Which lines have the string "this"? Copy all of them from the entries below.

(Collected data)
╔══
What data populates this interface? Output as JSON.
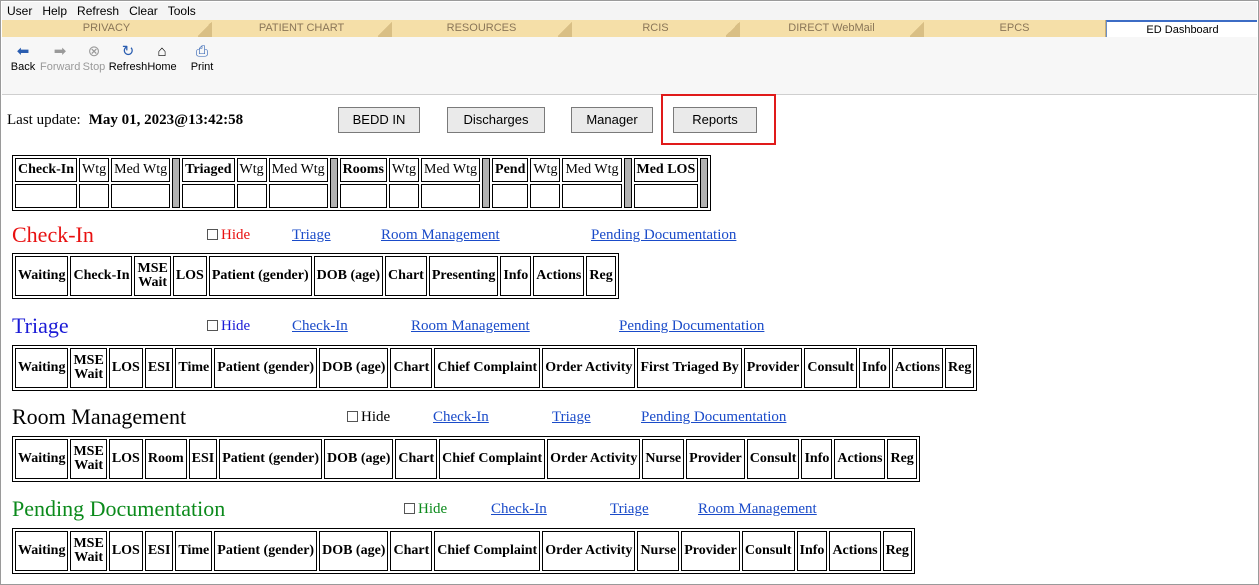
{
  "menu": [
    "User",
    "Help",
    "Refresh",
    "Clear",
    "Tools"
  ],
  "tabs": [
    "PRIVACY",
    "PATIENT CHART",
    "RESOURCES",
    "RCIS",
    "DIRECT WebMail",
    "EPCS",
    "ED Dashboard"
  ],
  "toolbar": {
    "back": "Back",
    "forward": "Forward",
    "stop": "Stop",
    "refresh": "Refresh",
    "home": "Home",
    "print": "Print"
  },
  "update": {
    "label": "Last update:",
    "value": "May 01, 2023@13:42:58"
  },
  "buttons": {
    "bedd_in": "BEDD IN",
    "discharges": "Discharges",
    "manager": "Manager",
    "reports": "Reports"
  },
  "summary": {
    "headers": [
      "Check-In",
      "Wtg",
      "Med Wtg",
      "Triaged",
      "Wtg",
      "Med Wtg",
      "Rooms",
      "Wtg",
      "Med Wtg",
      "Pend",
      "Wtg",
      "Med Wtg",
      "Med LOS"
    ]
  },
  "hide_label": "Hide",
  "sections": {
    "checkin": {
      "title": "Check-In",
      "color": "#e81010",
      "links": [
        "Triage",
        "Room Management",
        "Pending Documentation"
      ],
      "columns": [
        "Waiting",
        "Check-In",
        "MSE",
        "Wait",
        "LOS",
        "Patient (gender)",
        "DOB (age)",
        "Chart",
        "Presenting",
        "Info",
        "Actions",
        "Reg"
      ]
    },
    "triage": {
      "title": "Triage",
      "color": "#1a1ad6",
      "links": [
        "Check-In",
        "Room Management",
        "Pending Documentation"
      ],
      "columns": [
        "Waiting",
        "MSE",
        "Wait",
        "LOS",
        "ESI",
        "Time",
        "Patient (gender)",
        "DOB (age)",
        "Chart",
        "Chief Complaint",
        "Order Activity",
        "First Triaged By",
        "Provider",
        "Consult",
        "Info",
        "Actions",
        "Reg"
      ]
    },
    "room": {
      "title": "Room Management",
      "color": "#000000",
      "links": [
        "Check-In",
        "Triage",
        "Pending Documentation"
      ],
      "columns": [
        "Waiting",
        "MSE",
        "Wait",
        "LOS",
        "Room",
        "ESI",
        "Patient (gender)",
        "DOB (age)",
        "Chart",
        "Chief Complaint",
        "Order Activity",
        "Nurse",
        "Provider",
        "Consult",
        "Info",
        "Actions",
        "Reg"
      ]
    },
    "pending": {
      "title": "Pending Documentation",
      "color": "#0b8a1b",
      "links": [
        "Check-In",
        "Triage",
        "Room Management"
      ],
      "columns": [
        "Waiting",
        "MSE",
        "Wait",
        "LOS",
        "ESI",
        "Time",
        "Patient (gender)",
        "DOB (age)",
        "Chart",
        "Chief Complaint",
        "Order Activity",
        "Nurse",
        "Provider",
        "Consult",
        "Info",
        "Actions",
        "Reg"
      ]
    }
  }
}
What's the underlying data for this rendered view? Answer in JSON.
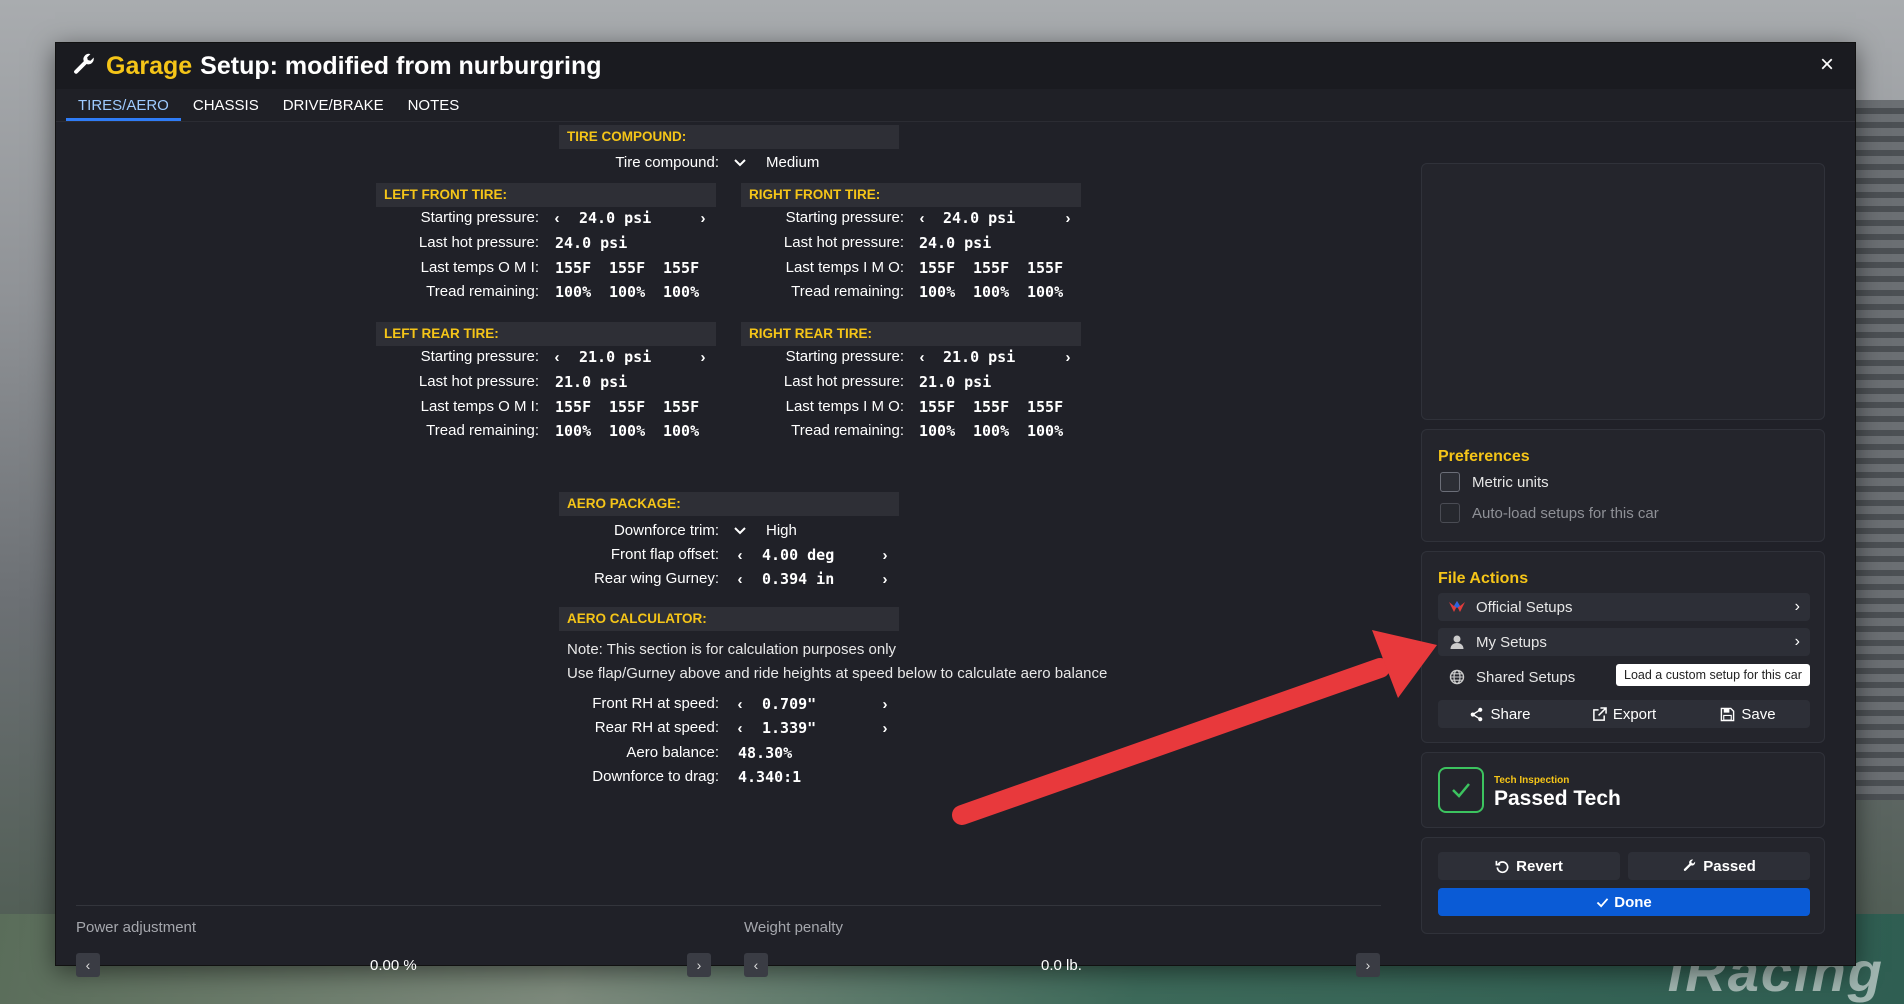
╚══
### Expected output:
What data populates this interface? Output as JSON.
What's the underlying data for this rendered view? Answer in JSON.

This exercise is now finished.